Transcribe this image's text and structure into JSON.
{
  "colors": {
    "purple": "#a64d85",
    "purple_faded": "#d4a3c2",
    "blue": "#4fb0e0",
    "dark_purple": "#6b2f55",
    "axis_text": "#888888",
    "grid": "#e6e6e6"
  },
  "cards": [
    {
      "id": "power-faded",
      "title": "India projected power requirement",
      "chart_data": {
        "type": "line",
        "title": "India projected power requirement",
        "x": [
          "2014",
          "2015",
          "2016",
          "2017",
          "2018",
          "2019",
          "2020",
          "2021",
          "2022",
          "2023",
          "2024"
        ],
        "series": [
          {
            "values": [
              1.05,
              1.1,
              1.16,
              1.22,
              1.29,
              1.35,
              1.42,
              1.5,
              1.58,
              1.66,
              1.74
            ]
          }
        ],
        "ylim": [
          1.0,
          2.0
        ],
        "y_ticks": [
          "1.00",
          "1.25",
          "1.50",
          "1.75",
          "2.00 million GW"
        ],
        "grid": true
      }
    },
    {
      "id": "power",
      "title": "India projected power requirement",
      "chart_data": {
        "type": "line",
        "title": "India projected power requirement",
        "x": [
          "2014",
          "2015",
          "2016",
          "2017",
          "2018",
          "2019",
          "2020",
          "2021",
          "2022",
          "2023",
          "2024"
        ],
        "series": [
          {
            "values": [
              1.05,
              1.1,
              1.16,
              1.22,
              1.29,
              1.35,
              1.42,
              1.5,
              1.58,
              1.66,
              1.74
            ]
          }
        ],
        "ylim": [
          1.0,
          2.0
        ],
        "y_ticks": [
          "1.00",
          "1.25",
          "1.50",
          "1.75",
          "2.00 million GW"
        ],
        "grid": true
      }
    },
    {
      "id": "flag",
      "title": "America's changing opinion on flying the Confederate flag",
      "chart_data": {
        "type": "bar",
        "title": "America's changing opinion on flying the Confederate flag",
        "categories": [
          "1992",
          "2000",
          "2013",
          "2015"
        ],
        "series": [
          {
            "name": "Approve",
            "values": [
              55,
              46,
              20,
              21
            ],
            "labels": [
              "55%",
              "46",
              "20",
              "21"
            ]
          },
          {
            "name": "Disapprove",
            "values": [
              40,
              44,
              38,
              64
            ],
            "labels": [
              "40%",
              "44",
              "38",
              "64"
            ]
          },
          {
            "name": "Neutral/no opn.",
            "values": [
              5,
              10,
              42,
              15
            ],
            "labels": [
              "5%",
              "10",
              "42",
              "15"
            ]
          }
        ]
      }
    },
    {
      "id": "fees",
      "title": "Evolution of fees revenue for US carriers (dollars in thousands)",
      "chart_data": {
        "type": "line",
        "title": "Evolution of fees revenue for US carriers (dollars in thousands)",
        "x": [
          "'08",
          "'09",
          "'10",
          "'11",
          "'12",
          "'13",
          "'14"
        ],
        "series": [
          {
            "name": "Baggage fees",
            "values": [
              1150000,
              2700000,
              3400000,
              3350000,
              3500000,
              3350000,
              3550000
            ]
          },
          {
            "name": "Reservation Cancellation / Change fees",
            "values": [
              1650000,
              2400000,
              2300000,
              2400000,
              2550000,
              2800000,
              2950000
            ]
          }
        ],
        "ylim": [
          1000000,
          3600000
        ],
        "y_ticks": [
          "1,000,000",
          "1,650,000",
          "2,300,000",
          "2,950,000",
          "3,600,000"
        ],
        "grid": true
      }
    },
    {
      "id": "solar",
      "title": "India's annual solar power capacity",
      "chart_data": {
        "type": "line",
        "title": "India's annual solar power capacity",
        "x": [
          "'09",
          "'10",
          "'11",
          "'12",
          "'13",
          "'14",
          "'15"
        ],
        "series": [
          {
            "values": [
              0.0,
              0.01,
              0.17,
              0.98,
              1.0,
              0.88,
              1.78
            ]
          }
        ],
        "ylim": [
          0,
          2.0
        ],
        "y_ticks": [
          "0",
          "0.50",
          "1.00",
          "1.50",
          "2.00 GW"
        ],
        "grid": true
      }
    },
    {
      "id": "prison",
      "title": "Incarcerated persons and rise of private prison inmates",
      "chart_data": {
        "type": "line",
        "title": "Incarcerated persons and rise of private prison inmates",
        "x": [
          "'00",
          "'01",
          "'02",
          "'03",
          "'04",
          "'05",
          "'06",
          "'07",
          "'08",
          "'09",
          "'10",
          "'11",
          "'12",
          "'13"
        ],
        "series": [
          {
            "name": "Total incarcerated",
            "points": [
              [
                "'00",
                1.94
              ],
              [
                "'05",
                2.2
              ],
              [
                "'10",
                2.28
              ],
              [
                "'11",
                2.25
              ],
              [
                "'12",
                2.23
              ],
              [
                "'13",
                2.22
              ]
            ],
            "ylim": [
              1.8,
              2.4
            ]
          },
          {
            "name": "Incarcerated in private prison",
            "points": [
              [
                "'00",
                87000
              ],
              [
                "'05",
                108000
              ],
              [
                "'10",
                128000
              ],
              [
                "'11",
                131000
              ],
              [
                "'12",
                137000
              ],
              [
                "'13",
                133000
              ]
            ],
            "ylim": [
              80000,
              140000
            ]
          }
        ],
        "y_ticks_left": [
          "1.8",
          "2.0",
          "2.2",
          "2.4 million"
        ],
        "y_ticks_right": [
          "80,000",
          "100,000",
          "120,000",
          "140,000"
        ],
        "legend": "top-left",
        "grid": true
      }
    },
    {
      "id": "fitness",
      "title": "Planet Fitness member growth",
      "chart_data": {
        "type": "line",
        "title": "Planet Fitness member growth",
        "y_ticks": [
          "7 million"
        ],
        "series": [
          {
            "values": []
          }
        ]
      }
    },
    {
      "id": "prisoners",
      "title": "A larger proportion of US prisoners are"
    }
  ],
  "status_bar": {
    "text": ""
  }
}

*-*-*

**Aim**:
Nothing should be left out: return all of the records exactly.

**Reply to the task**:
Transcribe this image's text and structure into JSON.
{
  "colors": {
    "purple": "#a64d85",
    "purple_faded": "#d4a3c2",
    "blue": "#4fb0e0",
    "dark_purple": "#6b2f55",
    "axis_text": "#888888",
    "grid": "#e6e6e6"
  },
  "cards": [
    {
      "id": "power-faded",
      "title": "India projected power requirement",
      "chart_data": {
        "type": "line",
        "title": "India projected power requirement",
        "x": [
          "2014",
          "2015",
          "2016",
          "2017",
          "2018",
          "2019",
          "2020",
          "2021",
          "2022",
          "2023",
          "2024"
        ],
        "series": [
          {
            "values": [
              1.05,
              1.1,
              1.16,
              1.22,
              1.29,
              1.35,
              1.42,
              1.5,
              1.58,
              1.66,
              1.74
            ]
          }
        ],
        "ylim": [
          1.0,
          2.0
        ],
        "y_ticks": [
          "1.00",
          "1.25",
          "1.50",
          "1.75",
          "2.00 million GW"
        ],
        "grid": true
      }
    },
    {
      "id": "power",
      "title": "India projected power requirement",
      "chart_data": {
        "type": "line",
        "title": "India projected power requirement",
        "x": [
          "2014",
          "2015",
          "2016",
          "2017",
          "2018",
          "2019",
          "2020",
          "2021",
          "2022",
          "2023",
          "2024"
        ],
        "series": [
          {
            "values": [
              1.05,
              1.1,
              1.16,
              1.22,
              1.29,
              1.35,
              1.42,
              1.5,
              1.58,
              1.66,
              1.74
            ]
          }
        ],
        "ylim": [
          1.0,
          2.0
        ],
        "y_ticks": [
          "1.00",
          "1.25",
          "1.50",
          "1.75",
          "2.00 million GW"
        ],
        "grid": true
      }
    },
    {
      "id": "flag",
      "title": "America's changing opinion on flying the Confederate flag",
      "chart_data": {
        "type": "bar",
        "title": "America's changing opinion on flying the Confederate flag",
        "categories": [
          "1992",
          "2000",
          "2013",
          "2015"
        ],
        "series": [
          {
            "name": "Approve",
            "values": [
              55,
              46,
              20,
              21
            ],
            "labels": [
              "55%",
              "46",
              "20",
              "21"
            ]
          },
          {
            "name": "Disapprove",
            "values": [
              40,
              44,
              38,
              64
            ],
            "labels": [
              "40%",
              "44",
              "38",
              "64"
            ]
          },
          {
            "name": "Neutral/no opn.",
            "values": [
              5,
              10,
              42,
              15
            ],
            "labels": [
              "5%",
              "10",
              "42",
              "15"
            ]
          }
        ]
      }
    },
    {
      "id": "fees",
      "title": "Evolution of fees revenue for US carriers (dollars in thousands)",
      "chart_data": {
        "type": "line",
        "title": "Evolution of fees revenue for US carriers (dollars in thousands)",
        "x": [
          "'08",
          "'09",
          "'10",
          "'11",
          "'12",
          "'13",
          "'14"
        ],
        "series": [
          {
            "name": "Baggage fees",
            "values": [
              1150000,
              2700000,
              3400000,
              3350000,
              3500000,
              3350000,
              3550000
            ]
          },
          {
            "name": "Reservation Cancellation / Change fees",
            "values": [
              1650000,
              2400000,
              2300000,
              2400000,
              2550000,
              2800000,
              2950000
            ]
          }
        ],
        "ylim": [
          1000000,
          3600000
        ],
        "y_ticks": [
          "1,000,000",
          "1,650,000",
          "2,300,000",
          "2,950,000",
          "3,600,000"
        ],
        "grid": true
      }
    },
    {
      "id": "solar",
      "title": "India's annual solar power capacity",
      "chart_data": {
        "type": "line",
        "title": "India's annual solar power capacity",
        "x": [
          "'09",
          "'10",
          "'11",
          "'12",
          "'13",
          "'14",
          "'15"
        ],
        "series": [
          {
            "values": [
              0.0,
              0.01,
              0.17,
              0.98,
              1.0,
              0.88,
              1.78
            ]
          }
        ],
        "ylim": [
          0,
          2.0
        ],
        "y_ticks": [
          "0",
          "0.50",
          "1.00",
          "1.50",
          "2.00 GW"
        ],
        "grid": true
      }
    },
    {
      "id": "prison",
      "title": "Incarcerated persons and rise of private prison inmates",
      "chart_data": {
        "type": "line",
        "title": "Incarcerated persons and rise of private prison inmates",
        "x": [
          "'00",
          "'01",
          "'02",
          "'03",
          "'04",
          "'05",
          "'06",
          "'07",
          "'08",
          "'09",
          "'10",
          "'11",
          "'12",
          "'13"
        ],
        "series": [
          {
            "name": "Total incarcerated",
            "points": [
              [
                "'00",
                1.94
              ],
              [
                "'05",
                2.2
              ],
              [
                "'10",
                2.28
              ],
              [
                "'11",
                2.25
              ],
              [
                "'12",
                2.23
              ],
              [
                "'13",
                2.22
              ]
            ],
            "ylim": [
              1.8,
              2.4
            ]
          },
          {
            "name": "Incarcerated in private prison",
            "points": [
              [
                "'00",
                87000
              ],
              [
                "'05",
                108000
              ],
              [
                "'10",
                128000
              ],
              [
                "'11",
                131000
              ],
              [
                "'12",
                137000
              ],
              [
                "'13",
                133000
              ]
            ],
            "ylim": [
              80000,
              140000
            ]
          }
        ],
        "y_ticks_left": [
          "1.8",
          "2.0",
          "2.2",
          "2.4 million"
        ],
        "y_ticks_right": [
          "80,000",
          "100,000",
          "120,000",
          "140,000"
        ],
        "legend": "top-left",
        "grid": true
      }
    },
    {
      "id": "fitness",
      "title": "Planet Fitness member growth",
      "chart_data": {
        "type": "line",
        "title": "Planet Fitness member growth",
        "y_ticks": [
          "7 million"
        ],
        "series": [
          {
            "values": []
          }
        ]
      }
    },
    {
      "id": "prisoners",
      "title": "A larger proportion of US prisoners are"
    }
  ],
  "status_bar": {
    "text": ""
  }
}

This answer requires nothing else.